■ To do ■
Extract every line that includes the string "porque".

[Dataset entries]
========

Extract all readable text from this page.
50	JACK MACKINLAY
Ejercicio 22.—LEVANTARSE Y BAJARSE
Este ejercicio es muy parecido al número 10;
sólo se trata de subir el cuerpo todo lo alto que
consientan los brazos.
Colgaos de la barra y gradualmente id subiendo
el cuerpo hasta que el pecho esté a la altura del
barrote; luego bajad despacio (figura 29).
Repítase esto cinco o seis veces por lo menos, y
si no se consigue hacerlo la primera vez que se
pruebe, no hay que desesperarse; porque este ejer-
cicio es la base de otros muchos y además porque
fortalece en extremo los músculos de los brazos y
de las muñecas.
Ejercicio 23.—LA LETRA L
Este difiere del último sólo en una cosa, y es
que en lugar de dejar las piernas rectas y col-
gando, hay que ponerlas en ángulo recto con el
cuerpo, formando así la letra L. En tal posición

========

■ Expected answer ■
pruebe, no hay que desesperarse; porque este ejer-
cicio es la base de otros muchos y además porque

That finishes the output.